--- begin Material shown ---
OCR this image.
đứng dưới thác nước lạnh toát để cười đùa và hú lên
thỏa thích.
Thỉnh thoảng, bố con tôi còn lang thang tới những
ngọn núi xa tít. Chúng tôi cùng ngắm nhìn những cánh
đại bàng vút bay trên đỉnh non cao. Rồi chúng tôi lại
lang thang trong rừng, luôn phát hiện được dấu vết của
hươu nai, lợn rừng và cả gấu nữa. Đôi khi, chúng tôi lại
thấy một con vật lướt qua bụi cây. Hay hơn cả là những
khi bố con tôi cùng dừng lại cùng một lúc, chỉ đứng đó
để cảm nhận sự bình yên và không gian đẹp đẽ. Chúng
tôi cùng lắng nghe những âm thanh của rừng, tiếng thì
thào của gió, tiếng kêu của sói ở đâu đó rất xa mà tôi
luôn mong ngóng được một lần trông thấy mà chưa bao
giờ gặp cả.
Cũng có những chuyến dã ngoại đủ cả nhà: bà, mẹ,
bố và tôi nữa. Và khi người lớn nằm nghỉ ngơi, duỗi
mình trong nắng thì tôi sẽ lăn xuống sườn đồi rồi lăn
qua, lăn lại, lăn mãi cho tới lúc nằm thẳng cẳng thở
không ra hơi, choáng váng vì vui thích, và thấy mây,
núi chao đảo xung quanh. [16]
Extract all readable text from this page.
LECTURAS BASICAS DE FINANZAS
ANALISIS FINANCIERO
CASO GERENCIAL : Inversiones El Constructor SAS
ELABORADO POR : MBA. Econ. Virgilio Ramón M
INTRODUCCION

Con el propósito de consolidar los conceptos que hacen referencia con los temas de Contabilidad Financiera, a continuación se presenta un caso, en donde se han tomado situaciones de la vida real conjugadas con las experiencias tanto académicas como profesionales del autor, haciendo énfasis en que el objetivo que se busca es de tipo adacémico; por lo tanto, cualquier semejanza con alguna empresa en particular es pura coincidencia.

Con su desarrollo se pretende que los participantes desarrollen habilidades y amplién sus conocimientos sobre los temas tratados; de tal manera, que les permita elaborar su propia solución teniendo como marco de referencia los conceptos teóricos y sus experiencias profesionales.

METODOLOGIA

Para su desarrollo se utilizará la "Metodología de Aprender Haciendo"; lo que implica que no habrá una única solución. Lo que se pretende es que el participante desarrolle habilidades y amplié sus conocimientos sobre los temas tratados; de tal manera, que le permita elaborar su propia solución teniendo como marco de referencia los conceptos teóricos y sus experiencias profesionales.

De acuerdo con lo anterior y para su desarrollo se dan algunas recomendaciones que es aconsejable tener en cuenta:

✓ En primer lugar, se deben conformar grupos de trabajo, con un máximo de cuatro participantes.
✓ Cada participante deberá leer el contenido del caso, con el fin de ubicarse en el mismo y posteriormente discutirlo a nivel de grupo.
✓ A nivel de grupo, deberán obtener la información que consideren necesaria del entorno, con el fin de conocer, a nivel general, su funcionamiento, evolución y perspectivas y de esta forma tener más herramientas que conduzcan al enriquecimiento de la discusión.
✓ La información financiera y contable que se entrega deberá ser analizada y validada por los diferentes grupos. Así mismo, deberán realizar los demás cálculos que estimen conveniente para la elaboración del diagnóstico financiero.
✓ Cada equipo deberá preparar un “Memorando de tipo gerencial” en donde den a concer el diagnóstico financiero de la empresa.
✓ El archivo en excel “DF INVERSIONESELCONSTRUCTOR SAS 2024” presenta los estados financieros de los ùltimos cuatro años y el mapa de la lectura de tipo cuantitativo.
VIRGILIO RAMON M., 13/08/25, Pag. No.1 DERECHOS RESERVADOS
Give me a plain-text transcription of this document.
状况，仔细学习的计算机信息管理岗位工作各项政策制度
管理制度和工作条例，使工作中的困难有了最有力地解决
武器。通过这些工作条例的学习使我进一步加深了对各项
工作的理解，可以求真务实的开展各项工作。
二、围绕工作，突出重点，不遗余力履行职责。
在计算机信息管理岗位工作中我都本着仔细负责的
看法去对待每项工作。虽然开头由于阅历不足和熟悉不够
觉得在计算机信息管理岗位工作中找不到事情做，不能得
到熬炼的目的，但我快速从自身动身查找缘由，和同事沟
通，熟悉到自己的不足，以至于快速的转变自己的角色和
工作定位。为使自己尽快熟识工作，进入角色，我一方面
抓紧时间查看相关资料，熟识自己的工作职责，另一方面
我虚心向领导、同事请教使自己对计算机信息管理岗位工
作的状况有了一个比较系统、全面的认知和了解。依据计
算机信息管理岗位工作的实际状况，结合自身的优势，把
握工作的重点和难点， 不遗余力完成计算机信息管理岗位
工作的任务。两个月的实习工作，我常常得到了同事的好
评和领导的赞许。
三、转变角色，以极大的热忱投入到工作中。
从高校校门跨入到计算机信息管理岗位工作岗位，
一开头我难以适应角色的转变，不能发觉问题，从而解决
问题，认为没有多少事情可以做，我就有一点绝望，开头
--- end Material shown ---
Problem description - Write out every entry again exactly, please, with nothing missing.

Answer to the exercise -
OCR this image.
đứng dưới thác nước lạnh toát để cười đùa và hú lên
thỏa thích.
Thỉnh thoảng, bố con tôi còn lang thang tới những
ngọn núi xa tít. Chúng tôi cùng ngắm nhìn những cánh
đại bàng vút bay trên đỉnh non cao. Rồi chúng tôi lại
lang thang trong rừng, luôn phát hiện được dấu vết của
hươu nai, lợn rừng và cả gấu nữa. Đôi khi, chúng tôi lại
thấy một con vật lướt qua bụi cây. Hay hơn cả là những
khi bố con tôi cùng dừng lại cùng một lúc, chỉ đứng đó
để cảm nhận sự bình yên và không gian đẹp đẽ. Chúng
tôi cùng lắng nghe những âm thanh của rừng, tiếng thì
thào của gió, tiếng kêu của sói ở đâu đó rất xa mà tôi
luôn mong ngóng được một lần trông thấy mà chưa bao
giờ gặp cả.
Cũng có những chuyến dã ngoại đủ cả nhà: bà, mẹ,
bố và tôi nữa. Và khi người lớn nằm nghỉ ngơi, duỗi
mình trong nắng thì tôi sẽ lăn xuống sườn đồi rồi lăn
qua, lăn lại, lăn mãi cho tới lúc nằm thẳng cẳng thở
không ra hơi, choáng váng vì vui thích, và thấy mây,
núi chao đảo xung quanh. [16]
Extract all readable text from this page.
LECTURAS BASICAS DE FINANZAS
ANALISIS FINANCIERO
CASO GERENCIAL : Inversiones El Constructor SAS
ELABORADO POR : MBA. Econ. Virgilio Ramón M
INTRODUCCION

Con el propósito de consolidar los conceptos que hacen referencia con los temas de Contabilidad Financiera, a continuación se presenta un caso, en donde se han tomado situaciones de la vida real conjugadas con las experiencias tanto académicas como profesionales del autor, haciendo énfasis en que el objetivo que se busca es de tipo adacémico; por lo tanto, cualquier semejanza con alguna empresa en particular es pura coincidencia.

Con su desarrollo se pretende que los participantes desarrollen habilidades y amplién sus conocimientos sobre los temas tratados; de tal manera, que les permita elaborar su propia solución teniendo como marco de referencia los conceptos teóricos y sus experiencias profesionales.

METODOLOGIA

Para su desarrollo se utilizará la "Metodología de Aprender Haciendo"; lo que implica que no habrá una única solución. Lo que se pretende es que el participante desarrolle habilidades y amplié sus conocimientos sobre los temas tratados; de tal manera, que le permita elaborar su propia solución teniendo como marco de referencia los conceptos teóricos y sus experiencias profesionales.

De acuerdo con lo anterior y para su desarrollo se dan algunas recomendaciones que es aconsejable tener en cuenta:

✓ En primer lugar, se deben conformar grupos de trabajo, con un máximo de cuatro participantes.
✓ Cada participante deberá leer el contenido del caso, con el fin de ubicarse en el mismo y posteriormente discutirlo a nivel de grupo.
✓ A nivel de grupo, deberán obtener la información que consideren necesaria del entorno, con el fin de conocer, a nivel general, su funcionamiento, evolución y perspectivas y de esta forma tener más herramientas que conduzcan al enriquecimiento de la discusión.
✓ La información financiera y contable que se entrega deberá ser analizada y validada por los diferentes grupos. Así mismo, deberán realizar los demás cálculos que estimen conveniente para la elaboración del diagnóstico financiero.
✓ Cada equipo deberá preparar un “Memorando de tipo gerencial” en donde den a concer el diagnóstico financiero de la empresa.
✓ El archivo en excel “DF INVERSIONESELCONSTRUCTOR SAS 2024” presenta los estados financieros de los ùltimos cuatro años y el mapa de la lectura de tipo cuantitativo.
VIRGILIO RAMON M., 13/08/25, Pag. No.1 DERECHOS RESERVADOS
Give me a plain-text transcription of this document.
状况，仔细学习的计算机信息管理岗位工作各项政策制度
管理制度和工作条例，使工作中的困难有了最有力地解决
武器。通过这些工作条例的学习使我进一步加深了对各项
工作的理解，可以求真务实的开展各项工作。
二、围绕工作，突出重点，不遗余力履行职责。
在计算机信息管理岗位工作中我都本着仔细负责的
看法去对待每项工作。虽然开头由于阅历不足和熟悉不够
觉得在计算机信息管理岗位工作中找不到事情做，不能得
到熬炼的目的，但我快速从自身动身查找缘由，和同事沟
通，熟悉到自己的不足，以至于快速的转变自己的角色和
工作定位。为使自己尽快熟识工作，进入角色，我一方面
抓紧时间查看相关资料，熟识自己的工作职责，另一方面
我虚心向领导、同事请教使自己对计算机信息管理岗位工
作的状况有了一个比较系统、全面的认知和了解。依据计
算机信息管理岗位工作的实际状况，结合自身的优势，把
握工作的重点和难点， 不遗余力完成计算机信息管理岗位
工作的任务。两个月的实习工作，我常常得到了同事的好
评和领导的赞许。
三、转变角色，以极大的热忱投入到工作中。
从高校校门跨入到计算机信息管理岗位工作岗位，
一开头我难以适应角色的转变，不能发觉问题，从而解决
问题，认为没有多少事情可以做，我就有一点绝望，开头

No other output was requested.